* [TASK REQUIREMENTS]
Each record below is to be copied word for word, with pictures removed.

Start INFORMATION SUPPLIED

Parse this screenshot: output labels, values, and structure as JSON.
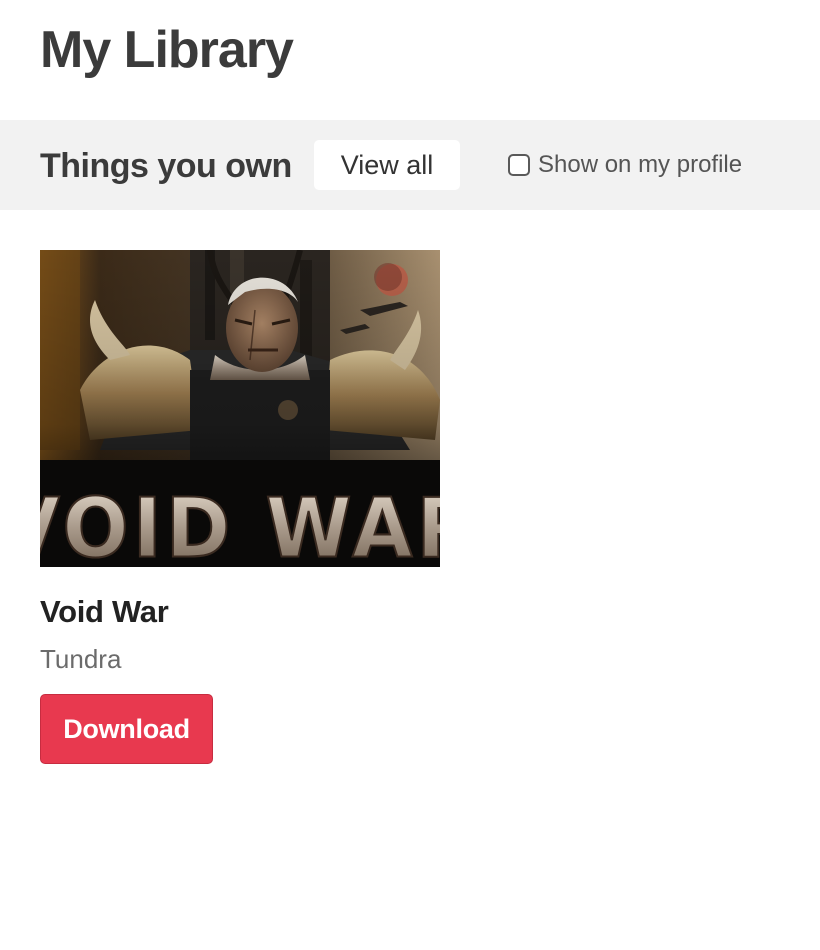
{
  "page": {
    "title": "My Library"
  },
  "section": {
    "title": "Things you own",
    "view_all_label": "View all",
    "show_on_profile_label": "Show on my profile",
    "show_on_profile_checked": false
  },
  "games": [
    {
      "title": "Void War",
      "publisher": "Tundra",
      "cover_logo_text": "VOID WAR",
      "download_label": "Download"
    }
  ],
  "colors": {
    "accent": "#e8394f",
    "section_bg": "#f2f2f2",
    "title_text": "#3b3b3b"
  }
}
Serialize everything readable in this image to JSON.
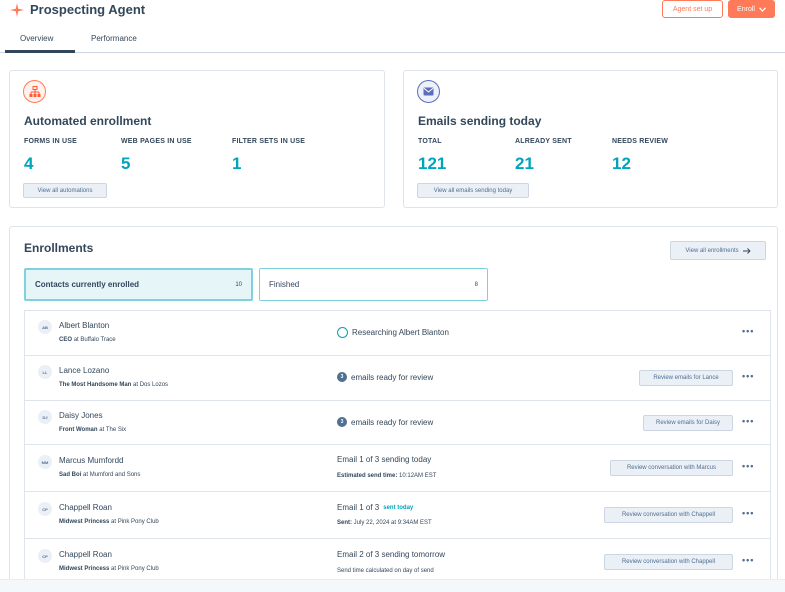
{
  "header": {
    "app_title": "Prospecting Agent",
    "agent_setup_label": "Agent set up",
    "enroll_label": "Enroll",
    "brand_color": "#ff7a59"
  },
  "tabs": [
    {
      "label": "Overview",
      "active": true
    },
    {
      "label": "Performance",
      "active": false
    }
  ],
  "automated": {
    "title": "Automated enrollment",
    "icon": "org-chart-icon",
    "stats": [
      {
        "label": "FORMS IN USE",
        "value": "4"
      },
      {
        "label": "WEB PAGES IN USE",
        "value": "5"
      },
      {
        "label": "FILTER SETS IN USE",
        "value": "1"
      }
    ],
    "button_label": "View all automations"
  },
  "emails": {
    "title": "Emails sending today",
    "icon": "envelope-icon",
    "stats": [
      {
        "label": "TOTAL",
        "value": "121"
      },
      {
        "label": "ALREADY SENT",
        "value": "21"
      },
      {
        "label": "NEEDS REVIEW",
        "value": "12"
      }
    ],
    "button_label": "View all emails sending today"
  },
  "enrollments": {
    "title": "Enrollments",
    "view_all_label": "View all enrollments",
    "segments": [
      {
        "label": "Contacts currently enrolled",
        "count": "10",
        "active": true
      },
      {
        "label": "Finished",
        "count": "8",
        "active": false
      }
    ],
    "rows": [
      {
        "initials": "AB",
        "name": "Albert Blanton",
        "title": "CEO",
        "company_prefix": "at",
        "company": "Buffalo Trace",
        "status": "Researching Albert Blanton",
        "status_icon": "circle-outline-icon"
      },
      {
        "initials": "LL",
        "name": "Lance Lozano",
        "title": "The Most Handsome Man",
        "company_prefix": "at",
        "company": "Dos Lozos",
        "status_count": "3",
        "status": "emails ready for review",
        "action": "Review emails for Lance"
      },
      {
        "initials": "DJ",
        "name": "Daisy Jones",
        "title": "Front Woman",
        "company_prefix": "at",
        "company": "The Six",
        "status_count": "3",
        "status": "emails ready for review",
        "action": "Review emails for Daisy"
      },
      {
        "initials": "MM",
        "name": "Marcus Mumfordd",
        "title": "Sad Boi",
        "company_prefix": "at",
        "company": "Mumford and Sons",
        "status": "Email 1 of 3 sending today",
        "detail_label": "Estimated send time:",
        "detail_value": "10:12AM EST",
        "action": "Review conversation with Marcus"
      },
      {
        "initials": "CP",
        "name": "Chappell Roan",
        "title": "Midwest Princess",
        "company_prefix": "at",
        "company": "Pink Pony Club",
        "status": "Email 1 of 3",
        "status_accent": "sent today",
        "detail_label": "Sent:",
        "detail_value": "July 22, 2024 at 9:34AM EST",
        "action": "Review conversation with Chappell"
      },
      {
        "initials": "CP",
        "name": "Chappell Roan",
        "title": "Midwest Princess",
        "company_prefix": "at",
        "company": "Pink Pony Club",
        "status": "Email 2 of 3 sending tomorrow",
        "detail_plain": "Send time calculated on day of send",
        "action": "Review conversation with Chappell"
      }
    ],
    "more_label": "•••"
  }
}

End INFORMATION SUPPLIED

* [ANSWER TO THE TASK]
Parse this screenshot: output labels, values, and structure as JSON.
{
  "page": {
    "title": "My Library"
  },
  "section": {
    "title": "Things you own",
    "view_all_label": "View all",
    "show_on_profile_label": "Show on my profile",
    "show_on_profile_checked": false
  },
  "games": [
    {
      "title": "Void War",
      "publisher": "Tundra",
      "cover_logo_text": "VOID WAR",
      "download_label": "Download"
    }
  ],
  "colors": {
    "accent": "#e8394f",
    "section_bg": "#f2f2f2",
    "title_text": "#3b3b3b"
  }
}
Serialize everything readable in this image to JSON.
{
  "header": {
    "app_title": "Prospecting Agent",
    "agent_setup_label": "Agent set up",
    "enroll_label": "Enroll",
    "brand_color": "#ff7a59"
  },
  "tabs": [
    {
      "label": "Overview",
      "active": true
    },
    {
      "label": "Performance",
      "active": false
    }
  ],
  "automated": {
    "title": "Automated enrollment",
    "icon": "org-chart-icon",
    "stats": [
      {
        "label": "FORMS IN USE",
        "value": "4"
      },
      {
        "label": "WEB PAGES IN USE",
        "value": "5"
      },
      {
        "label": "FILTER SETS IN USE",
        "value": "1"
      }
    ],
    "button_label": "View all automations"
  },
  "emails": {
    "title": "Emails sending today",
    "icon": "envelope-icon",
    "stats": [
      {
        "label": "TOTAL",
        "value": "121"
      },
      {
        "label": "ALREADY SENT",
        "value": "21"
      },
      {
        "label": "NEEDS REVIEW",
        "value": "12"
      }
    ],
    "button_label": "View all emails sending today"
  },
  "enrollments": {
    "title": "Enrollments",
    "view_all_label": "View all enrollments",
    "segments": [
      {
        "label": "Contacts currently enrolled",
        "count": "10",
        "active": true
      },
      {
        "label": "Finished",
        "count": "8",
        "active": false
      }
    ],
    "rows": [
      {
        "initials": "AB",
        "name": "Albert Blanton",
        "title": "CEO",
        "company_prefix": "at",
        "company": "Buffalo Trace",
        "status": "Researching Albert Blanton",
        "status_icon": "circle-outline-icon"
      },
      {
        "initials": "LL",
        "name": "Lance Lozano",
        "title": "The Most Handsome Man",
        "company_prefix": "at",
        "company": "Dos Lozos",
        "status_count": "3",
        "status": "emails ready for review",
        "action": "Review emails for Lance"
      },
      {
        "initials": "DJ",
        "name": "Daisy Jones",
        "title": "Front Woman",
        "company_prefix": "at",
        "company": "The Six",
        "status_count": "3",
        "status": "emails ready for review",
        "action": "Review emails for Daisy"
      },
      {
        "initials": "MM",
        "name": "Marcus Mumfordd",
        "title": "Sad Boi",
        "company_prefix": "at",
        "company": "Mumford and Sons",
        "status": "Email 1 of 3 sending today",
        "detail_label": "Estimated send time:",
        "detail_value": "10:12AM EST",
        "action": "Review conversation with Marcus"
      },
      {
        "initials": "CP",
        "name": "Chappell Roan",
        "title": "Midwest Princess",
        "company_prefix": "at",
        "company": "Pink Pony Club",
        "status": "Email 1 of 3",
        "status_accent": "sent today",
        "detail_label": "Sent:",
        "detail_value": "July 22, 2024 at 9:34AM EST",
        "action": "Review conversation with Chappell"
      },
      {
        "initials": "CP",
        "name": "Chappell Roan",
        "title": "Midwest Princess",
        "company_prefix": "at",
        "company": "Pink Pony Club",
        "status": "Email 2 of 3 sending tomorrow",
        "detail_plain": "Send time calculated on day of send",
        "action": "Review conversation with Chappell"
      }
    ],
    "more_label": "•••"
  }
}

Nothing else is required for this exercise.